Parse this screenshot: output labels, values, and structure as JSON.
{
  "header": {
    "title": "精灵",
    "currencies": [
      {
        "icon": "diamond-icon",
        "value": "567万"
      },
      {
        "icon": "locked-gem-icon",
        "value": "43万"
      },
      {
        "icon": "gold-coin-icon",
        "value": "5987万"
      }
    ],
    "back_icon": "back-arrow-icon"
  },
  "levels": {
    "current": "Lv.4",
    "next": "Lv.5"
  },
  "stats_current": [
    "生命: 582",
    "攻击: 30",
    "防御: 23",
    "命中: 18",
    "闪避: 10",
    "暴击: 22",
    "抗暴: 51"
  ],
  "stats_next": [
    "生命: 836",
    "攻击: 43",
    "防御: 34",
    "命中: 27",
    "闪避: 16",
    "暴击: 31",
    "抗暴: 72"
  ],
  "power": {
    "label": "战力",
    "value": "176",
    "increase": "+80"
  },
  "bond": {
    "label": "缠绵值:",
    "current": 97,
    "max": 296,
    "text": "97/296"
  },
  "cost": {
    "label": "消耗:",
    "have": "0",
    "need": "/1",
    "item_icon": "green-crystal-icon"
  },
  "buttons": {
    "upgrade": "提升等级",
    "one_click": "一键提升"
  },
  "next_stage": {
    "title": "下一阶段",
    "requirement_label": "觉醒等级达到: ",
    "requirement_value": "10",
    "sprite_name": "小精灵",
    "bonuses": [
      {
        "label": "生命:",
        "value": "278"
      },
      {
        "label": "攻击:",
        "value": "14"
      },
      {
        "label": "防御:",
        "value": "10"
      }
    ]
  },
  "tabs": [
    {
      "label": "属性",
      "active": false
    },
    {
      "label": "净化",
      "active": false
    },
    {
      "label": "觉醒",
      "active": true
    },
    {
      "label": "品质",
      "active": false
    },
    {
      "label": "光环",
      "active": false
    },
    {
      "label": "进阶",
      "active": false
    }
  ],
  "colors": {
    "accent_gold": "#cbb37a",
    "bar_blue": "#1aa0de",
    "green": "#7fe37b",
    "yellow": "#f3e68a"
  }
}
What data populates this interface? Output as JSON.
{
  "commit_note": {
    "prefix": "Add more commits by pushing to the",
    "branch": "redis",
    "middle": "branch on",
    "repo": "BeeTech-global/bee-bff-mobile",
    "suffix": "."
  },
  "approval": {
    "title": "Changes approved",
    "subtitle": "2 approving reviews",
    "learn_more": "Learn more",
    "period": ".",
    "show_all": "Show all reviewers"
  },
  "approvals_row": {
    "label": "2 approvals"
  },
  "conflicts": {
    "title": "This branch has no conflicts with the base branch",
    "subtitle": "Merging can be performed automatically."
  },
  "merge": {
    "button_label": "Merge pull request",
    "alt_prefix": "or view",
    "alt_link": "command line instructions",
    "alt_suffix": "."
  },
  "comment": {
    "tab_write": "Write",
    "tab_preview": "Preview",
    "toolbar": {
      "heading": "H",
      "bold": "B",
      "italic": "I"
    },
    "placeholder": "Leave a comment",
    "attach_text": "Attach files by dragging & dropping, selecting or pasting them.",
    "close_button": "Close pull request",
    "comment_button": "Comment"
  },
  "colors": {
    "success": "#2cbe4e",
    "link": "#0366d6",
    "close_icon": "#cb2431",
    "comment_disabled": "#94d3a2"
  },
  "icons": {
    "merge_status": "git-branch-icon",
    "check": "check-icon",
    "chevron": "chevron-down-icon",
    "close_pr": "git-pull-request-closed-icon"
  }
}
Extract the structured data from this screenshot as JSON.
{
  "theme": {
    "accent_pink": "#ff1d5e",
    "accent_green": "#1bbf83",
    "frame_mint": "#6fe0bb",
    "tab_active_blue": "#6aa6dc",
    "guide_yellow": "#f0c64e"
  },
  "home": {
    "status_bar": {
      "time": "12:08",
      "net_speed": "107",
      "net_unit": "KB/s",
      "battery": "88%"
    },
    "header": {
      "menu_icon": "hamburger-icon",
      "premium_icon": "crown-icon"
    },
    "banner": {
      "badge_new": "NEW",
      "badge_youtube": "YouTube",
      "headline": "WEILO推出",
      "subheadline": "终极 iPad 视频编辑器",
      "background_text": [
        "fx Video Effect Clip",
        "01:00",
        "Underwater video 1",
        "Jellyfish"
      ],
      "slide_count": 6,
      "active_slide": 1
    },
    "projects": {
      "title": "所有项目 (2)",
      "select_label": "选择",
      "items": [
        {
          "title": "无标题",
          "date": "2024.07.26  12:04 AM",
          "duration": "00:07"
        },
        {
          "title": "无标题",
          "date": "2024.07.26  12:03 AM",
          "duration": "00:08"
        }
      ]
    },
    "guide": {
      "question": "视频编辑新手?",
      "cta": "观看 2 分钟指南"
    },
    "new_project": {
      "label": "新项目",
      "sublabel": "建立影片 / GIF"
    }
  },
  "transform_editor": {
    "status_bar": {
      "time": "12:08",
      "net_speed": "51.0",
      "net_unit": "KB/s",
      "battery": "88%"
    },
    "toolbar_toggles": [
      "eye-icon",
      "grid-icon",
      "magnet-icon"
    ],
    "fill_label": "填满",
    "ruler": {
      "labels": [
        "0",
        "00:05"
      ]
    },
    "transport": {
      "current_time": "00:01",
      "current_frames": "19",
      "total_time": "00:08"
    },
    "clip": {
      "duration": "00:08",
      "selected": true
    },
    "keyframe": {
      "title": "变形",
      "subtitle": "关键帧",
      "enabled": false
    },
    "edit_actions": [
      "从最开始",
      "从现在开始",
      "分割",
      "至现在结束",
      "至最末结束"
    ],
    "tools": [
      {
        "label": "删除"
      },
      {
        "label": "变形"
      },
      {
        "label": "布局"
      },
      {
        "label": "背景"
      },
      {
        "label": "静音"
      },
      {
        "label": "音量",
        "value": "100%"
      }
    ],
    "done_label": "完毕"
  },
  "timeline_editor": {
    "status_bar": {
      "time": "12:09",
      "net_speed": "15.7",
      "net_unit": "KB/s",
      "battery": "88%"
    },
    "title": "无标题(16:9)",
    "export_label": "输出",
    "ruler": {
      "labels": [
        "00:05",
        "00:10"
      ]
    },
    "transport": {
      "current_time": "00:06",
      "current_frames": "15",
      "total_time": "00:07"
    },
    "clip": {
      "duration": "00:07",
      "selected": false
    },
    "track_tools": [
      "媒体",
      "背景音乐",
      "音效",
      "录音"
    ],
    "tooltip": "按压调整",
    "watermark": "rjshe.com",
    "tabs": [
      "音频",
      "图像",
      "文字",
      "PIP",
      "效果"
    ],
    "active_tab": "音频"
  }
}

DIRECTIVE: Print out every record again, exactly and in full.

THE SOLUTION:
Parse this screenshot: output labels, values, and structure as JSON.
{
  "header": {
    "title": "精灵",
    "currencies": [
      {
        "icon": "diamond-icon",
        "value": "567万"
      },
      {
        "icon": "locked-gem-icon",
        "value": "43万"
      },
      {
        "icon": "gold-coin-icon",
        "value": "5987万"
      }
    ],
    "back_icon": "back-arrow-icon"
  },
  "levels": {
    "current": "Lv.4",
    "next": "Lv.5"
  },
  "stats_current": [
    "生命: 582",
    "攻击: 30",
    "防御: 23",
    "命中: 18",
    "闪避: 10",
    "暴击: 22",
    "抗暴: 51"
  ],
  "stats_next": [
    "生命: 836",
    "攻击: 43",
    "防御: 34",
    "命中: 27",
    "闪避: 16",
    "暴击: 31",
    "抗暴: 72"
  ],
  "power": {
    "label": "战力",
    "value": "176",
    "increase": "+80"
  },
  "bond": {
    "label": "缠绵值:",
    "current": 97,
    "max": 296,
    "text": "97/296"
  },
  "cost": {
    "label": "消耗:",
    "have": "0",
    "need": "/1",
    "item_icon": "green-crystal-icon"
  },
  "buttons": {
    "upgrade": "提升等级",
    "one_click": "一键提升"
  },
  "next_stage": {
    "title": "下一阶段",
    "requirement_label": "觉醒等级达到: ",
    "requirement_value": "10",
    "sprite_name": "小精灵",
    "bonuses": [
      {
        "label": "生命:",
        "value": "278"
      },
      {
        "label": "攻击:",
        "value": "14"
      },
      {
        "label": "防御:",
        "value": "10"
      }
    ]
  },
  "tabs": [
    {
      "label": "属性",
      "active": false
    },
    {
      "label": "净化",
      "active": false
    },
    {
      "label": "觉醒",
      "active": true
    },
    {
      "label": "品质",
      "active": false
    },
    {
      "label": "光环",
      "active": false
    },
    {
      "label": "进阶",
      "active": false
    }
  ],
  "colors": {
    "accent_gold": "#cbb37a",
    "bar_blue": "#1aa0de",
    "green": "#7fe37b",
    "yellow": "#f3e68a"
  }
}
What data populates this interface? Output as JSON.
{
  "commit_note": {
    "prefix": "Add more commits by pushing to the",
    "branch": "redis",
    "middle": "branch on",
    "repo": "BeeTech-global/bee-bff-mobile",
    "suffix": "."
  },
  "approval": {
    "title": "Changes approved",
    "subtitle": "2 approving reviews",
    "learn_more": "Learn more",
    "period": ".",
    "show_all": "Show all reviewers"
  },
  "approvals_row": {
    "label": "2 approvals"
  },
  "conflicts": {
    "title": "This branch has no conflicts with the base branch",
    "subtitle": "Merging can be performed automatically."
  },
  "merge": {
    "button_label": "Merge pull request",
    "alt_prefix": "or view",
    "alt_link": "command line instructions",
    "alt_suffix": "."
  },
  "comment": {
    "tab_write": "Write",
    "tab_preview": "Preview",
    "toolbar": {
      "heading": "H",
      "bold": "B",
      "italic": "I"
    },
    "placeholder": "Leave a comment",
    "attach_text": "Attach files by dragging & dropping, selecting or pasting them.",
    "close_button": "Close pull request",
    "comment_button": "Comment"
  },
  "colors": {
    "success": "#2cbe4e",
    "link": "#0366d6",
    "close_icon": "#cb2431",
    "comment_disabled": "#94d3a2"
  },
  "icons": {
    "merge_status": "git-branch-icon",
    "check": "check-icon",
    "chevron": "chevron-down-icon",
    "close_pr": "git-pull-request-closed-icon"
  }
}
Extract the structured data from this screenshot as JSON.
{
  "theme": {
    "accent_pink": "#ff1d5e",
    "accent_green": "#1bbf83",
    "frame_mint": "#6fe0bb",
    "tab_active_blue": "#6aa6dc",
    "guide_yellow": "#f0c64e"
  },
  "home": {
    "status_bar": {
      "time": "12:08",
      "net_speed": "107",
      "net_unit": "KB/s",
      "battery": "88%"
    },
    "header": {
      "menu_icon": "hamburger-icon",
      "premium_icon": "crown-icon"
    },
    "banner": {
      "badge_new": "NEW",
      "badge_youtube": "YouTube",
      "headline": "WEILO推出",
      "subheadline": "终极 iPad 视频编辑器",
      "background_text": [
        "fx Video Effect Clip",
        "01:00",
        "Underwater video 1",
        "Jellyfish"
      ],
      "slide_count": 6,
      "active_slide": 1
    },
    "projects": {
      "title": "所有项目 (2)",
      "select_label": "选择",
      "items": [
        {
          "title": "无标题",
          "date": "2024.07.26  12:04 AM",
          "duration": "00:07"
        },
        {
          "title": "无标题",
          "date": "2024.07.26  12:03 AM",
          "duration": "00:08"
        }
      ]
    },
    "guide": {
      "question": "视频编辑新手?",
      "cta": "观看 2 分钟指南"
    },
    "new_project": {
      "label": "新项目",
      "sublabel": "建立影片 / GIF"
    }
  },
  "transform_editor": {
    "status_bar": {
      "time": "12:08",
      "net_speed": "51.0",
      "net_unit": "KB/s",
      "battery": "88%"
    },
    "toolbar_toggles": [
      "eye-icon",
      "grid-icon",
      "magnet-icon"
    ],
    "fill_label": "填满",
    "ruler": {
      "labels": [
        "0",
        "00:05"
      ]
    },
    "transport": {
      "current_time": "00:01",
      "current_frames": "19",
      "total_time": "00:08"
    },
    "clip": {
      "duration": "00:08",
      "selected": true
    },
    "keyframe": {
      "title": "变形",
      "subtitle": "关键帧",
      "enabled": false
    },
    "edit_actions": [
      "从最开始",
      "从现在开始",
      "分割",
      "至现在结束",
      "至最末结束"
    ],
    "tools": [
      {
        "label": "删除"
      },
      {
        "label": "变形"
      },
      {
        "label": "布局"
      },
      {
        "label": "背景"
      },
      {
        "label": "静音"
      },
      {
        "label": "音量",
        "value": "100%"
      }
    ],
    "done_label": "完毕"
  },
  "timeline_editor": {
    "status_bar": {
      "time": "12:09",
      "net_speed": "15.7",
      "net_unit": "KB/s",
      "battery": "88%"
    },
    "title": "无标题(16:9)",
    "export_label": "输出",
    "ruler": {
      "labels": [
        "00:05",
        "00:10"
      ]
    },
    "transport": {
      "current_time": "00:06",
      "current_frames": "15",
      "total_time": "00:07"
    },
    "clip": {
      "duration": "00:07",
      "selected": false
    },
    "track_tools": [
      "媒体",
      "背景音乐",
      "音效",
      "录音"
    ],
    "tooltip": "按压调整",
    "watermark": "rjshe.com",
    "tabs": [
      "音频",
      "图像",
      "文字",
      "PIP",
      "效果"
    ],
    "active_tab": "音频"
  }
}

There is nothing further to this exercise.